◆ Set exercise ◆
Where a line contains the string "полей", copy that line.

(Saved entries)
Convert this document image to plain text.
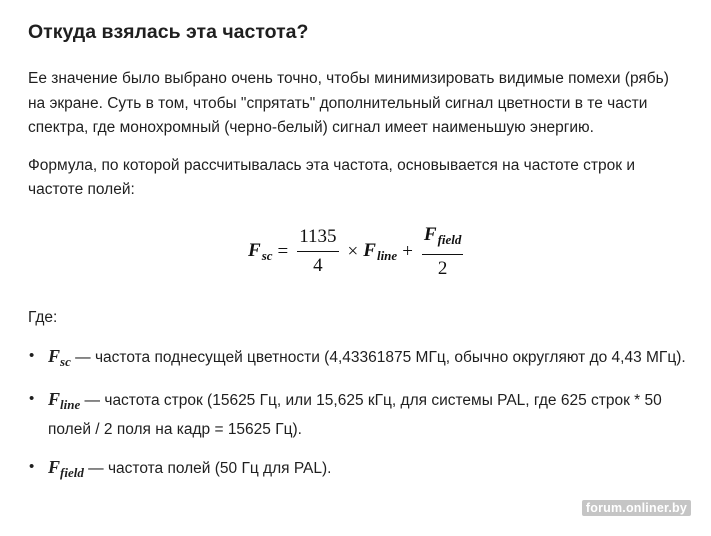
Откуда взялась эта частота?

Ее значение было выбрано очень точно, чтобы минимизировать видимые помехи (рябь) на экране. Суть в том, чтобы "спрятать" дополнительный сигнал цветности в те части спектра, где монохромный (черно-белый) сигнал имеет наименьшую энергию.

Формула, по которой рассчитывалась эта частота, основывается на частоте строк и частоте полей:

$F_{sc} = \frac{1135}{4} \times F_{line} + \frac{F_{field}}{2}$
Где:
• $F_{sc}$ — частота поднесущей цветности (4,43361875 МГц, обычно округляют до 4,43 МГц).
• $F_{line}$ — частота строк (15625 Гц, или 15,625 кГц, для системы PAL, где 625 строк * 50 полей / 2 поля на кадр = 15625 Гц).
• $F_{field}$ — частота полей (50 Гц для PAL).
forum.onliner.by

◆ Reply ◆
Формула, по которой рассчитывалась эта частота, основывается на частоте строк и частоте полей:
• $F_{line}$ — частота строк (15625 Гц, или 15,625 кГц, для системы PAL, где 625 строк * 50 полей / 2 поля на кадр = 15625 Гц).
• $F_{field}$ — частота полей (50 Гц для PAL).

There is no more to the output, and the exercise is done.